**What to produce**
Write out every single entry exactly.

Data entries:
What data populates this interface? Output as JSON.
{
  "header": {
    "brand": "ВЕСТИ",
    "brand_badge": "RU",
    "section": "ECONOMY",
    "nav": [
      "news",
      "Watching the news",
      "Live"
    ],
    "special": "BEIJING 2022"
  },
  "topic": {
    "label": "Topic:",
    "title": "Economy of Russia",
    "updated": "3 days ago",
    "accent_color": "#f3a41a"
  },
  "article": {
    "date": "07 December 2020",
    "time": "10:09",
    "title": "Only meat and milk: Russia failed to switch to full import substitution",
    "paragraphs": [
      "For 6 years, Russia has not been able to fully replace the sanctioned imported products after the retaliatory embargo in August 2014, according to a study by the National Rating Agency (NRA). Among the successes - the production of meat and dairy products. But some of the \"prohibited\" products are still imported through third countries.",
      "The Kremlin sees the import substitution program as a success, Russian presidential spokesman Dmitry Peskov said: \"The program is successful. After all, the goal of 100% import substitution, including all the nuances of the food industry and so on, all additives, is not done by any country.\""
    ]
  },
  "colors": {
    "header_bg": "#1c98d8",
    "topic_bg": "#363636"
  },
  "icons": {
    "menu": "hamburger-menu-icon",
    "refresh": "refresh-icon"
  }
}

**Solution to this exercise**
What data populates this interface? Output as JSON.
{
  "header": {
    "brand": "ВЕСТИ",
    "brand_badge": "RU",
    "section": "ECONOMY",
    "nav": [
      "news",
      "Watching the news",
      "Live"
    ],
    "special": "BEIJING 2022"
  },
  "topic": {
    "label": "Topic:",
    "title": "Economy of Russia",
    "updated": "3 days ago",
    "accent_color": "#f3a41a"
  },
  "article": {
    "date": "07 December 2020",
    "time": "10:09",
    "title": "Only meat and milk: Russia failed to switch to full import substitution",
    "paragraphs": [
      "For 6 years, Russia has not been able to fully replace the sanctioned imported products after the retaliatory embargo in August 2014, according to a study by the National Rating Agency (NRA). Among the successes - the production of meat and dairy products. But some of the \"prohibited\" products are still imported through third countries.",
      "The Kremlin sees the import substitution program as a success, Russian presidential spokesman Dmitry Peskov said: \"The program is successful. After all, the goal of 100% import substitution, including all the nuances of the food industry and so on, all additives, is not done by any country.\""
    ]
  },
  "colors": {
    "header_bg": "#1c98d8",
    "topic_bg": "#363636"
  },
  "icons": {
    "menu": "hamburger-menu-icon",
    "refresh": "refresh-icon"
  }
}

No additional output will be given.